Task to complete: Copy out every line containing the word "name".

[Collection entries]
....................

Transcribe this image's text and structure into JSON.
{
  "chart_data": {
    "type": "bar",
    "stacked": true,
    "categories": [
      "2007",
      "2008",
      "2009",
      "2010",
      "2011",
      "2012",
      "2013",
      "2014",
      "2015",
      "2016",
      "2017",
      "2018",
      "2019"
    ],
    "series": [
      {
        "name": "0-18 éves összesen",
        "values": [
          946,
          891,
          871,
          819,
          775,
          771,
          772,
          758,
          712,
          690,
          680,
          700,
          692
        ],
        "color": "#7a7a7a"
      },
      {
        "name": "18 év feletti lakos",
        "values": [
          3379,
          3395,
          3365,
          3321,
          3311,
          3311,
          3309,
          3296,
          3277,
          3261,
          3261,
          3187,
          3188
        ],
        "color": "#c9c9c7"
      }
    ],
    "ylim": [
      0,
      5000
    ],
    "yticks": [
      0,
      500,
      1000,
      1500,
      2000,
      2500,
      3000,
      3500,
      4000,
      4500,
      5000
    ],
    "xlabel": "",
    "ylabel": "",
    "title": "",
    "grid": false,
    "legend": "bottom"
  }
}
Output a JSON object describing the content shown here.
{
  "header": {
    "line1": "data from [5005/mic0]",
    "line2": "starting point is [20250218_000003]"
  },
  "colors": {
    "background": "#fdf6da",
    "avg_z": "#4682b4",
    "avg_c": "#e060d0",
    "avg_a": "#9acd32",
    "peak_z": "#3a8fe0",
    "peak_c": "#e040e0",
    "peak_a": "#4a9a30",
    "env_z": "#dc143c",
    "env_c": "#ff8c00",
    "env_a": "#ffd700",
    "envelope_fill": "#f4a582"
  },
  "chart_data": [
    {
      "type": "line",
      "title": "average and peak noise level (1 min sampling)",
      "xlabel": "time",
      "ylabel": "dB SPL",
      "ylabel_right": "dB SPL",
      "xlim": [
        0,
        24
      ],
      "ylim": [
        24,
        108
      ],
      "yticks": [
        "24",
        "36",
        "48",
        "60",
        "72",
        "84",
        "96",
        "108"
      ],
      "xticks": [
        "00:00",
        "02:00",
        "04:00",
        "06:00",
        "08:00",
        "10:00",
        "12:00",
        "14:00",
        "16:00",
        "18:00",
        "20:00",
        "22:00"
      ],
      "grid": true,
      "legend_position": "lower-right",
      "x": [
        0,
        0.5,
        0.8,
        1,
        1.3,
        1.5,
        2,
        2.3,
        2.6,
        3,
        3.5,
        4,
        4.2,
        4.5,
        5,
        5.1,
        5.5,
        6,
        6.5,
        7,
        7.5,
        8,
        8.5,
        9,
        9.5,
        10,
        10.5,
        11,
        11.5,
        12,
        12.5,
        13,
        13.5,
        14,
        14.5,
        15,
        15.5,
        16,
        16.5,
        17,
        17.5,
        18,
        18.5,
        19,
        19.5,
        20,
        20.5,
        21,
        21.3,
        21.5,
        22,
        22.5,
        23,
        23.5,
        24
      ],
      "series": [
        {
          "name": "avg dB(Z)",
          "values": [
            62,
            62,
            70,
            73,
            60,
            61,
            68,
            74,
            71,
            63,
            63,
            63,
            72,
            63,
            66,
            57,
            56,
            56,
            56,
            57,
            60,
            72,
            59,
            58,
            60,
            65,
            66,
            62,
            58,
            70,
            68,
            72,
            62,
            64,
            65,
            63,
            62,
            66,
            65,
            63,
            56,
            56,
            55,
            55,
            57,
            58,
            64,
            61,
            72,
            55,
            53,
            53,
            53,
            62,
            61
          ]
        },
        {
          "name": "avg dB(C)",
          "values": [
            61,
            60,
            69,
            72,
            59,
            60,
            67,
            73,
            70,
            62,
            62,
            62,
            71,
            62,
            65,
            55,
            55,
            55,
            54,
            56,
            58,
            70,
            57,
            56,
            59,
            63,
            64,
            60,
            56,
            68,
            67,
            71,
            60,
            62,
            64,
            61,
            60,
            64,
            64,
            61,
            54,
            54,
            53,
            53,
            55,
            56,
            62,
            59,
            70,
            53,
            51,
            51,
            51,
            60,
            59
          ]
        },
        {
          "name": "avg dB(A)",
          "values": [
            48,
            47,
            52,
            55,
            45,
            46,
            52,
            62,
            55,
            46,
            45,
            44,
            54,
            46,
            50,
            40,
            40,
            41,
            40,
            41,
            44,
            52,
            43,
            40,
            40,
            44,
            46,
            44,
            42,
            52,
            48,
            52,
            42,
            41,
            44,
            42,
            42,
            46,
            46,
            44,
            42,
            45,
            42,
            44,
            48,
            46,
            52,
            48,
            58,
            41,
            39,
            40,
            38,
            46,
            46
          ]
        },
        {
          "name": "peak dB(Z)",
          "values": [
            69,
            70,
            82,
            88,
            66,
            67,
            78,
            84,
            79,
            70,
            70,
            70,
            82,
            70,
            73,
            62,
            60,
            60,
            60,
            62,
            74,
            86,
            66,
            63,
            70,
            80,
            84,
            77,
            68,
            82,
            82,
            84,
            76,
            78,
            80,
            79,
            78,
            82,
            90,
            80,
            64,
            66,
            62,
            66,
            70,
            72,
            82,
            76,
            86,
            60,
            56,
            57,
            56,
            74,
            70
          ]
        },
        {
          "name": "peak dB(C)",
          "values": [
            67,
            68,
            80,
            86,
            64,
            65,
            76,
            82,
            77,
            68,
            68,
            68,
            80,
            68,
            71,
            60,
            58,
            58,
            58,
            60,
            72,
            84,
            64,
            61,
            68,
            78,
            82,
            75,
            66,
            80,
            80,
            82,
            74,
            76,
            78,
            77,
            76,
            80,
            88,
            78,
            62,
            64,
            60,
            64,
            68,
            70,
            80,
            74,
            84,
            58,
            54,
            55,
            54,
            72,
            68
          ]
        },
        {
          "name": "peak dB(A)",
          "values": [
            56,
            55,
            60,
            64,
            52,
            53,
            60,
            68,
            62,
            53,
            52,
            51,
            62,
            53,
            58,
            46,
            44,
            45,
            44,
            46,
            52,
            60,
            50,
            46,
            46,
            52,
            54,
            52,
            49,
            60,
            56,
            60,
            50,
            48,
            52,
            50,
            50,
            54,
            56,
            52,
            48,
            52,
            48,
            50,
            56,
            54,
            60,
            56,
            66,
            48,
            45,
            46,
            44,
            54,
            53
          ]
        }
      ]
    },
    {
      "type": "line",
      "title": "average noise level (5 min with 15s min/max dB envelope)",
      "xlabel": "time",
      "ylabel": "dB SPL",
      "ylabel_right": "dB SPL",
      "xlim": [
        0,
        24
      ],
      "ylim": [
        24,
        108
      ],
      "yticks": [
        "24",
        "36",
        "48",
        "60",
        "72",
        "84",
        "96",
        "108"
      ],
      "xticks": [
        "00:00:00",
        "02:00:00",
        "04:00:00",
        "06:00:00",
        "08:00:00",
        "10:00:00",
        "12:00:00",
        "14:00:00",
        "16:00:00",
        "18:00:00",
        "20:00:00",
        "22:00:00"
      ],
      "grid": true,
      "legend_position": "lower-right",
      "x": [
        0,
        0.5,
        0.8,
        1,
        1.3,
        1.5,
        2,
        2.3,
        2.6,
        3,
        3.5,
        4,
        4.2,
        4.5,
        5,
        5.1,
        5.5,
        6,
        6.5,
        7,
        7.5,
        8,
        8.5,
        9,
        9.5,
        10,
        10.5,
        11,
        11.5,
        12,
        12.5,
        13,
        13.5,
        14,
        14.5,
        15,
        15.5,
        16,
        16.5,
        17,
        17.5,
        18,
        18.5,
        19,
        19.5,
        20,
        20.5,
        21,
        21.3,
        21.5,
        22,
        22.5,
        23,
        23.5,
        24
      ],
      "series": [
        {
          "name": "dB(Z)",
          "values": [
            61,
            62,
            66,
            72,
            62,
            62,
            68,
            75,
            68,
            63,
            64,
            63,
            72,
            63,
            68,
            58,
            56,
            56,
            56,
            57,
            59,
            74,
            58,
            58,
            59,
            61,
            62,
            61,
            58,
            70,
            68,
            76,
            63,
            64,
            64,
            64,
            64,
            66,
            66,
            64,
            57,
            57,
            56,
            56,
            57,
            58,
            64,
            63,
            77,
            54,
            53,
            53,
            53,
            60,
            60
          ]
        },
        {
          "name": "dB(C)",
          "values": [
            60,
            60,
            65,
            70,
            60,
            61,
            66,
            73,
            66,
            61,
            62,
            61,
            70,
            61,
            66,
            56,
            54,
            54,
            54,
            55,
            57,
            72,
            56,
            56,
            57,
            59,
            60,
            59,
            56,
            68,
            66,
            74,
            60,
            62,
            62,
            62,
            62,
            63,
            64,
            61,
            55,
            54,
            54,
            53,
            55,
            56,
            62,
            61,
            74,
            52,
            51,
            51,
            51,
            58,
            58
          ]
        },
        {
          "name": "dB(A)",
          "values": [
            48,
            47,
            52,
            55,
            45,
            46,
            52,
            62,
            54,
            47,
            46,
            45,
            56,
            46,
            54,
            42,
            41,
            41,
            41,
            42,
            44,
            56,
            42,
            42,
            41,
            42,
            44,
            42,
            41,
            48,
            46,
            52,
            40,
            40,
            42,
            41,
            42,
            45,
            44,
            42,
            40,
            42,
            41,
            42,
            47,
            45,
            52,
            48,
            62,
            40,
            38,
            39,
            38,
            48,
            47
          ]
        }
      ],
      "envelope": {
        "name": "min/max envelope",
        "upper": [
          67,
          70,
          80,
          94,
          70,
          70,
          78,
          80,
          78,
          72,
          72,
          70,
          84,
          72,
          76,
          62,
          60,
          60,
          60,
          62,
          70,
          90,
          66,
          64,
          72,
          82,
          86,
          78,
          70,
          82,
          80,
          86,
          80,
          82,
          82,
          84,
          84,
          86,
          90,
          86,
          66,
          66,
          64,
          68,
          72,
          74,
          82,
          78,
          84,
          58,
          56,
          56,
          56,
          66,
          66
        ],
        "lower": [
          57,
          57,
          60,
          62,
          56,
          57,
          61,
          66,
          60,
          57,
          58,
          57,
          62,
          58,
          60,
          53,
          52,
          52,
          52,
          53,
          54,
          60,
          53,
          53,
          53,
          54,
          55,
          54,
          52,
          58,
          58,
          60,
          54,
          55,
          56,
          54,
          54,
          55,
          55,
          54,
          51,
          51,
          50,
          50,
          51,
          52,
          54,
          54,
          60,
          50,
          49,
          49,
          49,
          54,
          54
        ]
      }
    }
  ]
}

....................

Task result:
        "name": "0-18 éves összesen",
        "name": "18 év feletti lakos",
          "name": "avg dB(Z)",
          "name": "avg dB(C)",
          "name": "avg dB(A)",
          "name": "peak dB(Z)",
          "name": "peak dB(C)",
          "name": "peak dB(A)",
          "name": "dB(Z)",
          "name": "dB(C)",
          "name": "dB(A)",
        "name": "min/max envelope",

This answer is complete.